OBJECTIVE
Select the lines that hold the word "Connector" and copy each one.

====

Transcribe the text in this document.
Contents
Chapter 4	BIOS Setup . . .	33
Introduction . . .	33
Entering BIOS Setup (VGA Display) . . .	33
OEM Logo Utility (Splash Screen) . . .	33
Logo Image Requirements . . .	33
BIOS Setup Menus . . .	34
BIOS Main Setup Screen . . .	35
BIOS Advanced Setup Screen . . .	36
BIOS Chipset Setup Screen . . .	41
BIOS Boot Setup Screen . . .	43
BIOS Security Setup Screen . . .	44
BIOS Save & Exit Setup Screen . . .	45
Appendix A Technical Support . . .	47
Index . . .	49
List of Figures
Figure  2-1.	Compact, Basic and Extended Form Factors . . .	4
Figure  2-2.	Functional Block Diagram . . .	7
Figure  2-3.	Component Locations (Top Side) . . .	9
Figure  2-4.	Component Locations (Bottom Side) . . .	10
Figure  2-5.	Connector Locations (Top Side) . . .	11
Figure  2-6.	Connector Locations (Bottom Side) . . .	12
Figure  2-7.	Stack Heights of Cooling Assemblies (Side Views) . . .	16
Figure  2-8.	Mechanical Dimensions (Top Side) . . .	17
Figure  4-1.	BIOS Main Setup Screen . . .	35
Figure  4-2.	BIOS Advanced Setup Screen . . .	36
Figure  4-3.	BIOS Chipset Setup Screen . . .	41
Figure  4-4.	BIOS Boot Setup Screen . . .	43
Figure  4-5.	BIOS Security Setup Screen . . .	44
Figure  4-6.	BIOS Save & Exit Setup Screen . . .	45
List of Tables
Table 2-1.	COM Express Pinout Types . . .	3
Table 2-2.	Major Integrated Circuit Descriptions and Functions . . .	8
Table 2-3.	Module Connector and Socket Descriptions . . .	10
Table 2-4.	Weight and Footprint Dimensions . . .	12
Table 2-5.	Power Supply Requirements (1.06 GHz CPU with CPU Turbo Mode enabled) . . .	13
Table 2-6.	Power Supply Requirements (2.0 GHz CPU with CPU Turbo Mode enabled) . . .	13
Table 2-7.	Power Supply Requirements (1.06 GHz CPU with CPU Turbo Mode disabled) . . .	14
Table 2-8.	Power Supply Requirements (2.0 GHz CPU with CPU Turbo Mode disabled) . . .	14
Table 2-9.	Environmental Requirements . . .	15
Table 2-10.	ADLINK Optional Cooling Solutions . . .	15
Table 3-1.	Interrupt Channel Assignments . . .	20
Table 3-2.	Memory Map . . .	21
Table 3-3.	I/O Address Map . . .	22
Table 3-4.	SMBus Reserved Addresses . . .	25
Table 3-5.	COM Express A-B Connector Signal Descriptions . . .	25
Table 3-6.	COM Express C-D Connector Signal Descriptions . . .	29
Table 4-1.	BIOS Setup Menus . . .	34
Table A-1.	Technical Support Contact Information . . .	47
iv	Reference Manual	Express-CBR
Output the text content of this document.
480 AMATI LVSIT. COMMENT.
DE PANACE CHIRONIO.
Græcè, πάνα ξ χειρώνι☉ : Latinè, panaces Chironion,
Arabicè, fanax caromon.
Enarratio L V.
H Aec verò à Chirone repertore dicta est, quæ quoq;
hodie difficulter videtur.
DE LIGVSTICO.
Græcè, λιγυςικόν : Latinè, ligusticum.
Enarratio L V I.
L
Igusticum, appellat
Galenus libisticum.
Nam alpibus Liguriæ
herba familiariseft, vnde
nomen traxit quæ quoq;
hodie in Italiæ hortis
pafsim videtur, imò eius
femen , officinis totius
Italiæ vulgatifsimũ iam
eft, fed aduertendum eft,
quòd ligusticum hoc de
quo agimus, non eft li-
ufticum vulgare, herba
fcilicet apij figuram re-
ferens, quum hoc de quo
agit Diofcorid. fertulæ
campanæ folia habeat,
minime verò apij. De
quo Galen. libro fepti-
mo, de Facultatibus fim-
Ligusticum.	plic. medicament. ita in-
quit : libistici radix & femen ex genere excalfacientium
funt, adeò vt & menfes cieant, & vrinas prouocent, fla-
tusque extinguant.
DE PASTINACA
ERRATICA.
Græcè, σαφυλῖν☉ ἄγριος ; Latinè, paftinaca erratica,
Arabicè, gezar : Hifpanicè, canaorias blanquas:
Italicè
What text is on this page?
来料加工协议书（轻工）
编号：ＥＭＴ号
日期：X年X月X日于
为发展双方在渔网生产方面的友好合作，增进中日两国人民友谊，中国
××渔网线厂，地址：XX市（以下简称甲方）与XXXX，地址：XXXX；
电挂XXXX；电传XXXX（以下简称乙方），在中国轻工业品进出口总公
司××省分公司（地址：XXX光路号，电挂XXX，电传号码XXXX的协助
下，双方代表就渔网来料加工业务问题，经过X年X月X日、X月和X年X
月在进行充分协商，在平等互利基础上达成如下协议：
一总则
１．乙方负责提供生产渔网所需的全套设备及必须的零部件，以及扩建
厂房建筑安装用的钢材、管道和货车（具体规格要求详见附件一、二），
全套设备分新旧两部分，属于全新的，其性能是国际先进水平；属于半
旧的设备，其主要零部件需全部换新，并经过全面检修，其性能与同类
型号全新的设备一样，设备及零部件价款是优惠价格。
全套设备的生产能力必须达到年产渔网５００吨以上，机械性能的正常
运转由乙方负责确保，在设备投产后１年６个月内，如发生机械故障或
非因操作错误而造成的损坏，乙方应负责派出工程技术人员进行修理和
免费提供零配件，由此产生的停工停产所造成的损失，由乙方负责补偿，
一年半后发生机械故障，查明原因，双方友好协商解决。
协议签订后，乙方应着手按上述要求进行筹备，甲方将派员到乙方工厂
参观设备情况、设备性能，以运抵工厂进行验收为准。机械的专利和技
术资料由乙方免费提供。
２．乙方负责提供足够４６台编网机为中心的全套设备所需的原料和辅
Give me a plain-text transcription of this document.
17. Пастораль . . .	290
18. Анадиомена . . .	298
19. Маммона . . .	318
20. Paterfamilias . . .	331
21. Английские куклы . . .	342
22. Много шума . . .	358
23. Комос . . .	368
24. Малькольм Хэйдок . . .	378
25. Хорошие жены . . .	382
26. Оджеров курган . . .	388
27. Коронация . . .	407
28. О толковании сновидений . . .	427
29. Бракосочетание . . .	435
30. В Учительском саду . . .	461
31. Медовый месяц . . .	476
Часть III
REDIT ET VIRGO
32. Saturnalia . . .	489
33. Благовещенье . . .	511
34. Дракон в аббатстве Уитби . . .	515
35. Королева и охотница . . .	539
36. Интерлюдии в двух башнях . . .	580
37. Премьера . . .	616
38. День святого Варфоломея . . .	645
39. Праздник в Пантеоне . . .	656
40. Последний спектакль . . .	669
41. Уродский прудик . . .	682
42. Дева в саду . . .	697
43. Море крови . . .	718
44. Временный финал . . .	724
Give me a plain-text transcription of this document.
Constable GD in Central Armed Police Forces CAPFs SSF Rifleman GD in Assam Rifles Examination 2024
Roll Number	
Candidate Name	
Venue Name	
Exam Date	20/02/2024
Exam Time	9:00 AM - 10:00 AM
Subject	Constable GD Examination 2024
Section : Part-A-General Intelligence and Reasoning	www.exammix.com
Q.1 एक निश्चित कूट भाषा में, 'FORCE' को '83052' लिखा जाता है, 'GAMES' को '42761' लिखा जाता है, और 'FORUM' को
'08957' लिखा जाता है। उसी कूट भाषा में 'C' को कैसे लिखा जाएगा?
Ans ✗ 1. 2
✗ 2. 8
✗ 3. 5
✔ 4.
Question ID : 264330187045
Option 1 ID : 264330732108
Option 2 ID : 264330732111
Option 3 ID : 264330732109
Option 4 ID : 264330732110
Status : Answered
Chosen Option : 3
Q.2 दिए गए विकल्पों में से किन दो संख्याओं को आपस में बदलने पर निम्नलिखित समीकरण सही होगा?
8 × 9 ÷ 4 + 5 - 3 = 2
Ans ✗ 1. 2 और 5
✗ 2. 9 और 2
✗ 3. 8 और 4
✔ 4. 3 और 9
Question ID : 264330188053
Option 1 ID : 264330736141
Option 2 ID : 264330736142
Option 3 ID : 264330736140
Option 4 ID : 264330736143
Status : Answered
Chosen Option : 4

====

RESPONSE FOR THIS EXERCISE
Figure  2-5.	Connector Locations (Top Side) . . .	11
Figure  2-6.	Connector Locations (Bottom Side) . . .	12
Table 2-3.	Module Connector and Socket Descriptions . . .	10
Table 3-5.	COM Express A-B Connector Signal Descriptions . . .	25
Table 3-6.	COM Express C-D Connector Signal Descriptions . . .	29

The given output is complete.